▶ [Kutipan Teks]
□ □ □

KUTAI KARTANEGARA – Produksi rumput laut di Kabupaten Kutai Kartanegara (Kukar) kembali menunjukkan tren positif sepanjang tahun 2024. Berdasarkan data Dinas Kelautan dan Perikanan (DKP) Kukar, komoditas gracilaria mencatatkan angka produksi sebesar 67.818 ton, sementara cottonii hanya mencapai 162 ton. Kendati terdapat perbedaan signifikan antara kedua jenis tersebut, potensi ekonomi yang dihasilkan tetap besar dan menjadi penyemangat bagi para pembudidaya di wilayah pesisir.
Kepala DKP Kukar, Muslik, menyatakan bahwa melimpahnya produksi menunjukkan sektor budidaya rumput laut masih memiliki potensi kuat dalam meningkatkan kesejahteraan masyarakat. Namun, ia menegaskan bahwa upaya hilirisasi menjadi faktor kunci yang harus dipercepat agar nilai tambah rumput laut dapat dinikmati petani secara maksimal.
“Produksi kita besar, terutama gracilaria. Namun selama belum ada pengolahan lebih lanjut, nilai jualnya tidak maksimal. Petani berharap pabrik bisa segera beroperasi,” ucapnya di Tenggarong, Jumat (28/11/2025).

□ □ □

▶ [Materi yang Disediakan]
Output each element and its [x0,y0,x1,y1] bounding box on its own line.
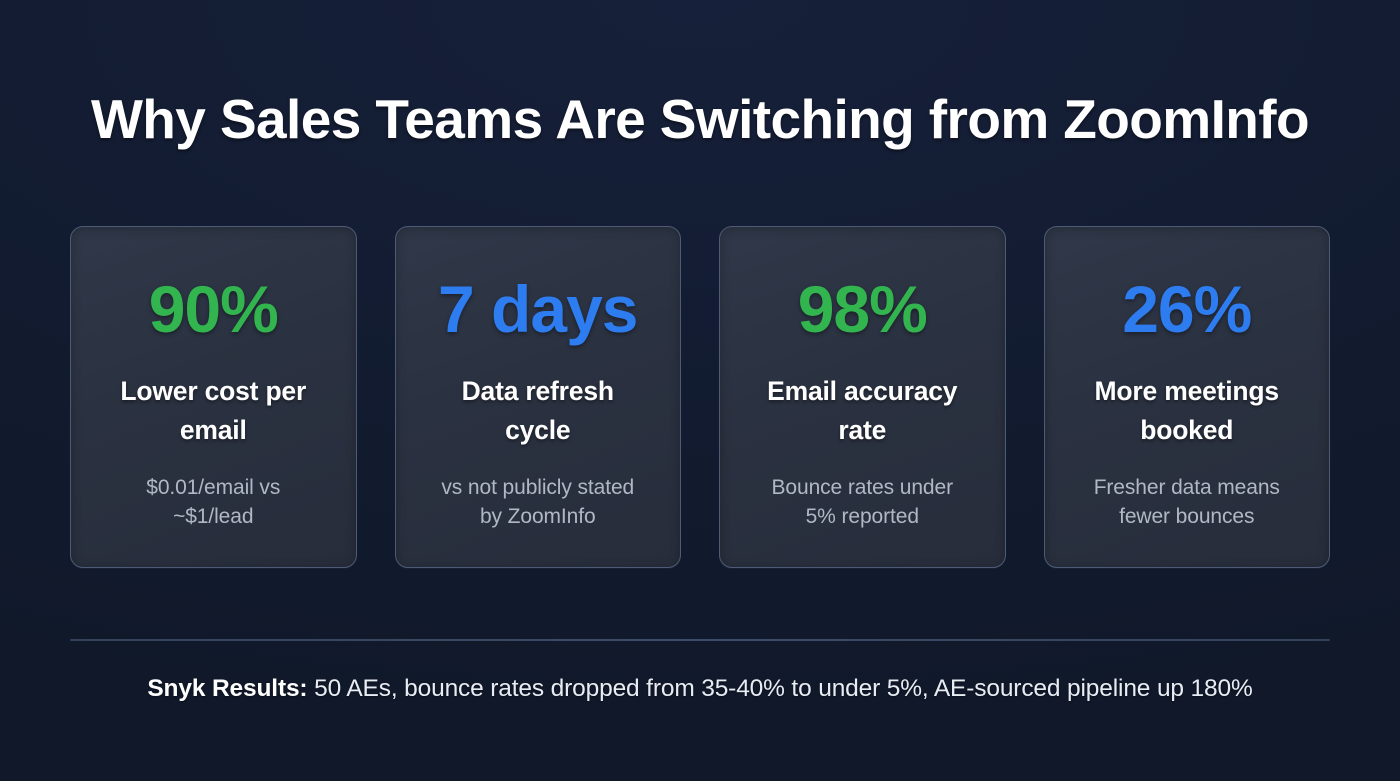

□ □ □

▶ [Tantangan]
**1)** Terjemahkan kalimat "Petani berharap pabrik bisa segera beroperasi." dari teks tentang rumput laut Kukar ke dalam bahasa Inggris.
**2)** Salin ulang bagian teks tentang rumput laut Kukar, mulai dari "Kepala DKP Kukar, Muslik, menyatakan" sampai dengan "Tenggarong, Jumat (28/11/2025).".
**3)** Menurut teks tentang rumput laut Kukar, berapa angka produksi gracilaria sepanjang tahun 2024?
Materi yang disediakan tidak memiliki kaitan dengan teks tersebut.

▶ [Jawaban per Tugas]
**1)** Farmers hope the factory can begin operating soon.

**2)**
Kepala DKP Kukar, Muslik, menyatakan bahwa melimpahnya produksi menunjukkan sektor budidaya rumput laut masih memiliki potensi kuat dalam meningkatkan kesejahteraan masyarakat. Namun, ia menegaskan bahwa upaya hilirisasi menjadi faktor kunci yang harus dipercepat agar nilai tambah rumput laut dapat dinikmati petani secara maksimal.
“Produksi kita besar, terutama gracilaria. Namun selama belum ada pengolahan lebih lanjut, nilai jualnya tidak maksimal. Petani berharap pabrik bisa segera beroperasi,” ucapnya di Tenggarong, Jumat (28/11/2025).

**3)** 67.818 ton.